* _GIVEN INFORMATION_:
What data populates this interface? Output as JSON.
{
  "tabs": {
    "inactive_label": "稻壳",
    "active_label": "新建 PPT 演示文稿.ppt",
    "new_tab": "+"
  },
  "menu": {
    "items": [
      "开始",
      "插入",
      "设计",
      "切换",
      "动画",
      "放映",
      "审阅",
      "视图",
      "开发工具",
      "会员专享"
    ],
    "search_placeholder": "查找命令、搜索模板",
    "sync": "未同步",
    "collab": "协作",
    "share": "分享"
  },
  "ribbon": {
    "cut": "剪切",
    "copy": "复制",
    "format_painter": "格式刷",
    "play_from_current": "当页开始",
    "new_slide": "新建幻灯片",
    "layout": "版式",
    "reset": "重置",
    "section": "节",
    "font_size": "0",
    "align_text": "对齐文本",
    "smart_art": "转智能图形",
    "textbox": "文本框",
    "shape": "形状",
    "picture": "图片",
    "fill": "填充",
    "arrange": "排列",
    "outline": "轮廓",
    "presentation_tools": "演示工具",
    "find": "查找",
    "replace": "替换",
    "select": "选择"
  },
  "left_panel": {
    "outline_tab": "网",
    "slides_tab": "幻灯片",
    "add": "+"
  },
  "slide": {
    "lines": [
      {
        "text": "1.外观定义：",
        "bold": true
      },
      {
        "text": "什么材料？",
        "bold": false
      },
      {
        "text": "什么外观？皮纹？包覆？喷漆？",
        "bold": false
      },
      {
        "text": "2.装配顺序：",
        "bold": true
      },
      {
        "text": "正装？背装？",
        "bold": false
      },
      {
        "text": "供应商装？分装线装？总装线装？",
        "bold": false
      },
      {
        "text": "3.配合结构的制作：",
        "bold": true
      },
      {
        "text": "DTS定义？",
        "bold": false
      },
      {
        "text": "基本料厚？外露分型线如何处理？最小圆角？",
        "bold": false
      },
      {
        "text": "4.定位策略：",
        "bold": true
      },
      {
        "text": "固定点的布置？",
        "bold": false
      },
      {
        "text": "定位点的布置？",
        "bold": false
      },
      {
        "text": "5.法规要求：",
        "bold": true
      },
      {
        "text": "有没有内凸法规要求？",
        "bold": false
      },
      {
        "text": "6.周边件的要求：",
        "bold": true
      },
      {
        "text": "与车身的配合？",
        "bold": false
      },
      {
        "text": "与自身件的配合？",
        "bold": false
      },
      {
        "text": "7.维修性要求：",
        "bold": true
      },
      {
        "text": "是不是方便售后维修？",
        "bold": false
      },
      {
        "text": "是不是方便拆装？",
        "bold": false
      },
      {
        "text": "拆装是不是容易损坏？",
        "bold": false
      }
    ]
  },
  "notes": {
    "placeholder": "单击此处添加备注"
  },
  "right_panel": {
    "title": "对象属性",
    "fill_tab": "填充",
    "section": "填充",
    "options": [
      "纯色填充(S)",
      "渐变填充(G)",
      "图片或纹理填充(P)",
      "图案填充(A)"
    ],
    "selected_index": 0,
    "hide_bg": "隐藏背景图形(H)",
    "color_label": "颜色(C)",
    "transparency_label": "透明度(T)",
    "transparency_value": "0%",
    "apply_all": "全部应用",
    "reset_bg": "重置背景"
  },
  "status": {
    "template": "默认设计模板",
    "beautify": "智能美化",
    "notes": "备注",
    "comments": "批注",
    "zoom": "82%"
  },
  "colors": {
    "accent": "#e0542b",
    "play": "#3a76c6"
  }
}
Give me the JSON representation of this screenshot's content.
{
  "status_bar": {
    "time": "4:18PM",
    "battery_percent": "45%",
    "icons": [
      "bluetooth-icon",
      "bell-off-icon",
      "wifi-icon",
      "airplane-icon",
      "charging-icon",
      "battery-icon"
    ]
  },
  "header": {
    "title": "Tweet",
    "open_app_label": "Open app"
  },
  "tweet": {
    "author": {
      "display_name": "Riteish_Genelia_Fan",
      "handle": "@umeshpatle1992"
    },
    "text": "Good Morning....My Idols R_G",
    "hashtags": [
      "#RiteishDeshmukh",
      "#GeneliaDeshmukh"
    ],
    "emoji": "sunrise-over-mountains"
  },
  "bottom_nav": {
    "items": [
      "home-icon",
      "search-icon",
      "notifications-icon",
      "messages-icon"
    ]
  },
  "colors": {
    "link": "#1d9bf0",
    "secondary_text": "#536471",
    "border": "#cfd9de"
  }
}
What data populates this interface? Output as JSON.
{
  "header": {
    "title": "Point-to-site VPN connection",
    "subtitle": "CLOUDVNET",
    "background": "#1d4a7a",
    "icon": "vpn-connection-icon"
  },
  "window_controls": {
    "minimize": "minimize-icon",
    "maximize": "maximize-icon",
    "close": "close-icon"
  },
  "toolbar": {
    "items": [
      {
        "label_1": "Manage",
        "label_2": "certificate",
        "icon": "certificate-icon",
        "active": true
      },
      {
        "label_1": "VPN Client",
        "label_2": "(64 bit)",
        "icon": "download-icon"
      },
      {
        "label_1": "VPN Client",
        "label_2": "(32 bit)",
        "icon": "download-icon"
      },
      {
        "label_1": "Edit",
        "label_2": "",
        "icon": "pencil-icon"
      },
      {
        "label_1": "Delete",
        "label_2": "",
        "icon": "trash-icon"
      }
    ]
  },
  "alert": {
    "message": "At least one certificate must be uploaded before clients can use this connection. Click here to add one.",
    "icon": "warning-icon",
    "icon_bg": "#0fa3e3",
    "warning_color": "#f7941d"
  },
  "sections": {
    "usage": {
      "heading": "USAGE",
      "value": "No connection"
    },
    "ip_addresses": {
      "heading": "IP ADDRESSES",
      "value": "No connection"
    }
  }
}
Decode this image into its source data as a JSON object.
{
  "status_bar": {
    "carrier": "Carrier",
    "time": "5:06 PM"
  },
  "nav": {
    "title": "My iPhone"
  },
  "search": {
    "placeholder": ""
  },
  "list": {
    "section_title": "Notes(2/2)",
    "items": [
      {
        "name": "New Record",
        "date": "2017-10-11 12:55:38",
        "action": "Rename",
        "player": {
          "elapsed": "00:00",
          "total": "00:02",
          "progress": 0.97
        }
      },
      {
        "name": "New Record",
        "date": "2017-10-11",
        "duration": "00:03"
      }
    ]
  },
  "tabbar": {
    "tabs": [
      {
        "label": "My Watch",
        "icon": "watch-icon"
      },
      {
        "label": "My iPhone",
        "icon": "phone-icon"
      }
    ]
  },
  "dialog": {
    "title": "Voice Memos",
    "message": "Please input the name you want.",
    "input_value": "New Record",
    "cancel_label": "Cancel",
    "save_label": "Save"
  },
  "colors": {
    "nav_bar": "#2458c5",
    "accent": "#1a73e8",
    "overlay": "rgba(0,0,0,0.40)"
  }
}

* _THE PROBLEM_:
The listing above should be transcribed in full, exactly as written.

* _OUTPUT OF THE TASK_:
What data populates this interface? Output as JSON.
{
  "tabs": {
    "inactive_label": "稻壳",
    "active_label": "新建 PPT 演示文稿.ppt",
    "new_tab": "+"
  },
  "menu": {
    "items": [
      "开始",
      "插入",
      "设计",
      "切换",
      "动画",
      "放映",
      "审阅",
      "视图",
      "开发工具",
      "会员专享"
    ],
    "search_placeholder": "查找命令、搜索模板",
    "sync": "未同步",
    "collab": "协作",
    "share": "分享"
  },
  "ribbon": {
    "cut": "剪切",
    "copy": "复制",
    "format_painter": "格式刷",
    "play_from_current": "当页开始",
    "new_slide": "新建幻灯片",
    "layout": "版式",
    "reset": "重置",
    "section": "节",
    "font_size": "0",
    "align_text": "对齐文本",
    "smart_art": "转智能图形",
    "textbox": "文本框",
    "shape": "形状",
    "picture": "图片",
    "fill": "填充",
    "arrange": "排列",
    "outline": "轮廓",
    "presentation_tools": "演示工具",
    "find": "查找",
    "replace": "替换",
    "select": "选择"
  },
  "left_panel": {
    "outline_tab": "网",
    "slides_tab": "幻灯片",
    "add": "+"
  },
  "slide": {
    "lines": [
      {
        "text": "1.外观定义：",
        "bold": true
      },
      {
        "text": "什么材料？",
        "bold": false
      },
      {
        "text": "什么外观？皮纹？包覆？喷漆？",
        "bold": false
      },
      {
        "text": "2.装配顺序：",
        "bold": true
      },
      {
        "text": "正装？背装？",
        "bold": false
      },
      {
        "text": "供应商装？分装线装？总装线装？",
        "bold": false
      },
      {
        "text": "3.配合结构的制作：",
        "bold": true
      },
      {
        "text": "DTS定义？",
        "bold": false
      },
      {
        "text": "基本料厚？外露分型线如何处理？最小圆角？",
        "bold": false
      },
      {
        "text": "4.定位策略：",
        "bold": true
      },
      {
        "text": "固定点的布置？",
        "bold": false
      },
      {
        "text": "定位点的布置？",
        "bold": false
      },
      {
        "text": "5.法规要求：",
        "bold": true
      },
      {
        "text": "有没有内凸法规要求？",
        "bold": false
      },
      {
        "text": "6.周边件的要求：",
        "bold": true
      },
      {
        "text": "与车身的配合？",
        "bold": false
      },
      {
        "text": "与自身件的配合？",
        "bold": false
      },
      {
        "text": "7.维修性要求：",
        "bold": true
      },
      {
        "text": "是不是方便售后维修？",
        "bold": false
      },
      {
        "text": "是不是方便拆装？",
        "bold": false
      },
      {
        "text": "拆装是不是容易损坏？",
        "bold": false
      }
    ]
  },
  "notes": {
    "placeholder": "单击此处添加备注"
  },
  "right_panel": {
    "title": "对象属性",
    "fill_tab": "填充",
    "section": "填充",
    "options": [
      "纯色填充(S)",
      "渐变填充(G)",
      "图片或纹理填充(P)",
      "图案填充(A)"
    ],
    "selected_index": 0,
    "hide_bg": "隐藏背景图形(H)",
    "color_label": "颜色(C)",
    "transparency_label": "透明度(T)",
    "transparency_value": "0%",
    "apply_all": "全部应用",
    "reset_bg": "重置背景"
  },
  "status": {
    "template": "默认设计模板",
    "beautify": "智能美化",
    "notes": "备注",
    "comments": "批注",
    "zoom": "82%"
  },
  "colors": {
    "accent": "#e0542b",
    "play": "#3a76c6"
  }
}
Give me the JSON representation of this screenshot's content.
{
  "status_bar": {
    "time": "4:18PM",
    "battery_percent": "45%",
    "icons": [
      "bluetooth-icon",
      "bell-off-icon",
      "wifi-icon",
      "airplane-icon",
      "charging-icon",
      "battery-icon"
    ]
  },
  "header": {
    "title": "Tweet",
    "open_app_label": "Open app"
  },
  "tweet": {
    "author": {
      "display_name": "Riteish_Genelia_Fan",
      "handle": "@umeshpatle1992"
    },
    "text": "Good Morning....My Idols R_G",
    "hashtags": [
      "#RiteishDeshmukh",
      "#GeneliaDeshmukh"
    ],
    "emoji": "sunrise-over-mountains"
  },
  "bottom_nav": {
    "items": [
      "home-icon",
      "search-icon",
      "notifications-icon",
      "messages-icon"
    ]
  },
  "colors": {
    "link": "#1d9bf0",
    "secondary_text": "#536471",
    "border": "#cfd9de"
  }
}
What data populates this interface? Output as JSON.
{
  "header": {
    "title": "Point-to-site VPN connection",
    "subtitle": "CLOUDVNET",
    "background": "#1d4a7a",
    "icon": "vpn-connection-icon"
  },
  "window_controls": {
    "minimize": "minimize-icon",
    "maximize": "maximize-icon",
    "close": "close-icon"
  },
  "toolbar": {
    "items": [
      {
        "label_1": "Manage",
        "label_2": "certificate",
        "icon": "certificate-icon",
        "active": true
      },
      {
        "label_1": "VPN Client",
        "label_2": "(64 bit)",
        "icon": "download-icon"
      },
      {
        "label_1": "VPN Client",
        "label_2": "(32 bit)",
        "icon": "download-icon"
      },
      {
        "label_1": "Edit",
        "label_2": "",
        "icon": "pencil-icon"
      },
      {
        "label_1": "Delete",
        "label_2": "",
        "icon": "trash-icon"
      }
    ]
  },
  "alert": {
    "message": "At least one certificate must be uploaded before clients can use this connection. Click here to add one.",
    "icon": "warning-icon",
    "icon_bg": "#0fa3e3",
    "warning_color": "#f7941d"
  },
  "sections": {
    "usage": {
      "heading": "USAGE",
      "value": "No connection"
    },
    "ip_addresses": {
      "heading": "IP ADDRESSES",
      "value": "No connection"
    }
  }
}
Decode this image into its source data as a JSON object.
{
  "status_bar": {
    "carrier": "Carrier",
    "time": "5:06 PM"
  },
  "nav": {
    "title": "My iPhone"
  },
  "search": {
    "placeholder": ""
  },
  "list": {
    "section_title": "Notes(2/2)",
    "items": [
      {
        "name": "New Record",
        "date": "2017-10-11 12:55:38",
        "action": "Rename",
        "player": {
          "elapsed": "00:00",
          "total": "00:02",
          "progress": 0.97
        }
      },
      {
        "name": "New Record",
        "date": "2017-10-11",
        "duration": "00:03"
      }
    ]
  },
  "tabbar": {
    "tabs": [
      {
        "label": "My Watch",
        "icon": "watch-icon"
      },
      {
        "label": "My iPhone",
        "icon": "phone-icon"
      }
    ]
  },
  "dialog": {
    "title": "Voice Memos",
    "message": "Please input the name you want.",
    "input_value": "New Record",
    "cancel_label": "Cancel",
    "save_label": "Save"
  },
  "colors": {
    "nav_bar": "#2458c5",
    "accent": "#1a73e8",
    "overlay": "rgba(0,0,0,0.40)"
  }
}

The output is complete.